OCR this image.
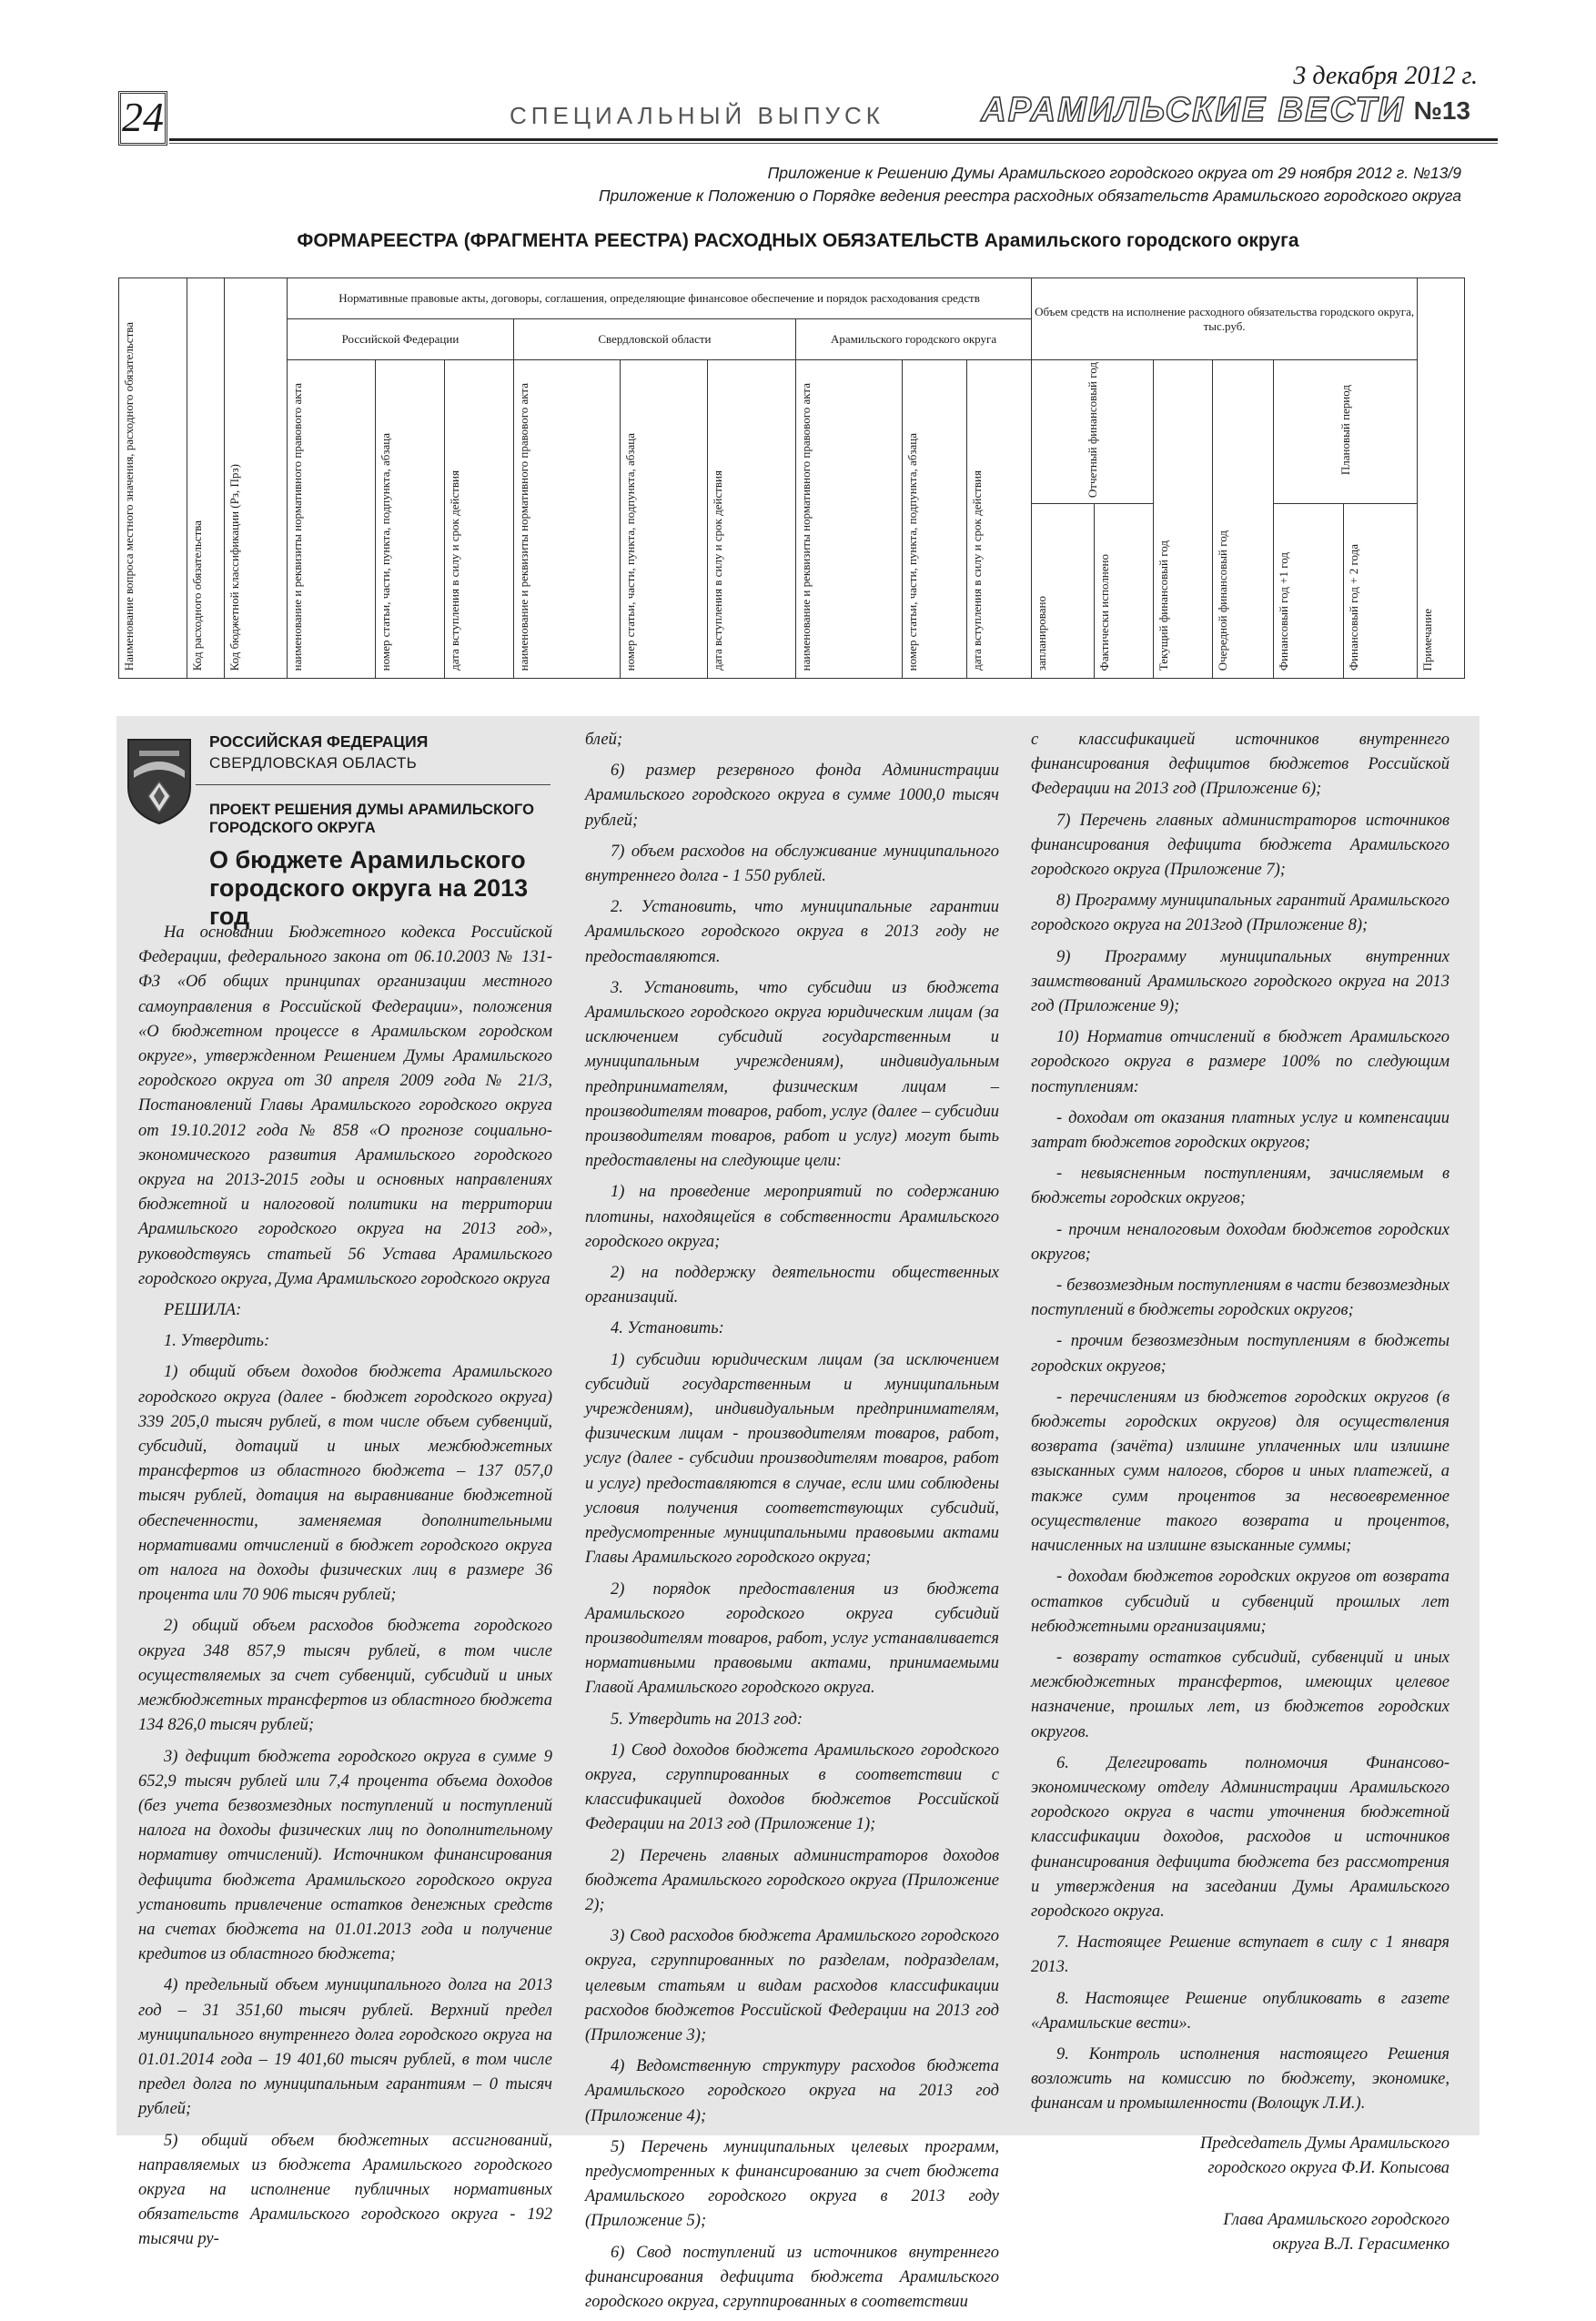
24	СПЕЦИАЛЬНЫЙ ВЫПУСК
3 декабря 2012 г.
АРАМИЛЬСКИЕ ВЕСТИ №13
Приложение к Решению Думы Арамильского городского округа от 29 ноября 2012 г. №13/9
Приложение к Положению о Порядке ведения реестра расходных обязательств Арамильского городского округа
ФОРМАРЕЕСТРА (ФРАГМЕНТА РЕЕСТРА) РАСХОДНЫХ ОБЯЗАТЕЛЬСТВ Арамильского городского округа
Наименование вопроса местного значения, расходного обязательства	Код расходного обязательства	Код бюджетной классификации (Рз, Прз)	Нормативные правовые акты, договоры, соглашения, определяющие финансовое обеспечение и порядок расходования средств									Объем средств на исполнение расходного обязательства городского округа, тыс.руб.						Примечание

			Российской Федерации			Свердловской области			Арамильского городского округа									

			наименование и реквизиты нормативного правового акта	номер статьи, части, пункта, подпункта, абзаца	дата вступления в силу и срок действия	наименование и реквизиты нормативного правового акта	номер статьи, части, пункта, подпункта, абзаца	дата вступления в силу и срок действия	наименование и реквизиты нормативного правового акта	номер статьи, части, пункта, подпункта, абзаца	дата вступления в силу и срок действия	Отчетный финансовый год		Текущий финансовый год	Очередной финансовый год	Плановый период		

												запланировано	Фактически исполнено			Финансовый год +1 год	Финансовый год + 2 года	
РОССИЙСКАЯ ФЕДЕРАЦИЯ
СВЕРДЛОВСКАЯ ОБЛАСТЬ
ПРОЕКТ РЕШЕНИЯ ДУМЫ АРАМИЛЬСКОГО ГОРОДСКОГО ОКРУГА
О бюджете Арамильского городского округа на 2013 год

На основании Бюджетного кодекса Российской Федерации, федерального закона от 06.10.2003 № 131-ФЗ «Об общих принципах организации местного самоуправления в Российской Федерации», положения «О бюджетном процессе в Арамильском городском округе», утвержденном Решением Думы Арамильского городского округа от 30 апреля 2009 года № 21/3, Постановлений Главы Арамильского городского округа от 19.10.2012 года № 858 «О прогнозе социально-экономического развития Арамильского городского округа на 2013-2015 годы и основных направлениях бюджетной и налоговой политики на территории Арамильского городского округа на 2013 год», руководствуясь статьей 56 Устава Арамильского городского округа, Дума Арамильского городского округа

РЕШИЛА:

1. Утвердить:

1) общий объем доходов бюджета Арамильского городского округа (далее - бюджет городского округа) 339 205,0 тысяч рублей, в том числе объем субвенций, субсидий, дотаций и иных межбюджетных трансфертов из областного бюджета – 137 057,0 тысяч рублей, дотация на выравнивание бюджетной обеспеченности, заменяемая дополнительными нормативами отчислений в бюджет городского округа от налога на доходы физических лиц в размере 36 процента или 70 906 тысяч рублей;

2) общий объем расходов бюджета городского округа 348 857,9 тысяч рублей, в том числе осуществляемых за счет субвенций, субсидий и иных межбюджетных трансфертов из областного бюджета 134 826,0 тысяч рублей;

3) дефицит бюджета городского округа в сумме 9 652,9 тысяч рублей или 7,4 процента объема доходов (без учета безвозмездных поступлений и поступлений налога на доходы физических лиц по дополнительному нормативу отчислений). Источником финансирования дефицита бюджета Арамильского городского округа установить привлечение остатков денежных средств на счетах бюджета на 01.01.2013 года и получение кредитов из областного бюджета;

4) предельный объем муниципального долга на 2013 год – 31 351,60 тысяч рублей. Верхний предел муниципального внутреннего долга городского округа на 01.01.2014 года – 19 401,60 тысяч рублей, в том числе предел долга по муниципальным гарантиям – 0 тысяч рублей;

5) общий объем бюджетных ассигнований, направляемых из бюджета Арамильского городского округа на исполнение публичных нормативных обязательств Арамильского городского округа - 192 тысячи ру-

блей;

6) размер резервного фонда Администрации Арамильского городского округа в сумме 1000,0 тысяч рублей;

7) объем расходов на обслуживание муниципального внутреннего долга - 1 550 рублей.

2. Установить, что муниципальные гарантии Арамильского городского округа в 2013 году не предоставляются.

3. Установить, что субсидии из бюджета Арамильского городского округа юридическим лицам (за исключением субсидий государственным и муниципальным учреждениям), индивидуальным предпринимателям, физическим лицам – производителям товаров, работ, услуг (далее – субсидии производителям товаров, работ и услуг) могут быть предоставлены на следующие цели:

1) на проведение мероприятий по содержанию плотины, находящейся в собственности Арамильского городского округа;

2) на поддержку деятельности общественных организаций.

4. Установить:

1) субсидии юридическим лицам (за исключением субсидий государственным и муниципальным учреждениям), индивидуальным предпринимателям, физическим лицам - производителям товаров, работ, услуг (далее - субсидии производителям товаров, работ и услуг) предоставляются в случае, если ими соблюдены условия получения соответствующих субсидий, предусмотренные муниципальными правовыми актами Главы Арамильского городского округа;

2) порядок предоставления из бюджета Арамильского городского округа субсидий производителям товаров, работ, услуг устанавливается нормативными правовыми актами, принимаемыми Главой Арамильского городского округа.

5. Утвердить на 2013 год:

1) Свод доходов бюджета Арамильского городского округа, сгруппированных в соответствии с классификацией доходов бюджетов Российской Федерации на 2013 год (Приложение 1);

2) Перечень главных администраторов доходов бюджета Арамильского городского округа (Приложение 2);

3) Свод расходов бюджета Арамильского городского округа, сгруппированных по разделам, подразделам, целевым статьям и видам расходов классификации расходов бюджетов Российской Федерации на 2013 год (Приложение 3);

4) Ведомственную структуру расходов бюджета Арамильского городского округа на 2013 год (Приложение 4);

5) Перечень муниципальных целевых программ, предусмотренных к финансированию за счет бюджета Арамильского городского округа в 2013 году (Приложение 5);

6) Свод поступлений из источников внутреннего финансирования дефицита бюджета Арамильского городского округа, сгруппированных в соответствии

с классификацией источников внутреннего финансирования дефицитов бюджетов Российской Федерации на 2013 год (Приложение 6);

7) Перечень главных администраторов источников финансирования дефицита бюджета Арамильского городского округа (Приложение 7);

8) Программу муниципальных гарантий Арамильского городского округа на 2013год (Приложение 8);

9) Программу муниципальных внутренних заимствований Арамильского городского округа на 2013 год (Приложение 9);

10) Норматив отчислений в бюджет Арамильского городского округа в размере 100% по следующим поступлениям:

- доходам от оказания платных услуг и компенсации затрат бюджетов городских округов;

- невыясненным поступлениям, зачисляемым в бюджеты городских округов;

- прочим неналоговым доходам бюджетов городских округов;

- безвозмездным поступлениям в части безвозмездных поступлений в бюджеты городских округов;

- прочим безвозмездным поступлениям в бюджеты городских округов;

- перечислениям из бюджетов городских округов (в бюджеты городских округов) для осуществления возврата (зачёта) излишне уплаченных или излишне взысканных сумм налогов, сборов и иных платежей, а также сумм процентов за несвоевременное осуществление такого возврата и процентов, начисленных на излишне взысканные суммы;

- доходам бюджетов городских округов от возврата остатков субсидий и субвенций прошлых лет небюджетными организациями;

- возврату остатков субсидий, субвенций и иных межбюджетных трансфертов, имеющих целевое назначение, прошлых лет, из бюджетов городских округов.

6. Делегировать полномочия Финансово-экономическому отделу Администрации Арамильского городского округа в части уточнения бюджетной классификации доходов, расходов и источников финансирования дефицита бюджета без рассмотрения и утверждения на заседании Думы Арамильского городского округа.

7. Настоящее Решение вступает в силу с 1 января 2013.

8. Настоящее Решение опубликовать в газете «Арамильские вести».

9. Контроль исполнения настоящего Решения возложить на комиссию по бюджету, экономике, финансам и промышленности (Волощук Л.И.).

Председатель Думы Арамильского
городского округа Ф.И. Копысова

Глава Арамильского городского
округа В.Л. Герасименко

## Task goal
In the data above, count the lines where the word "году" appears; reply with the number only.

## Reply to the exercise
2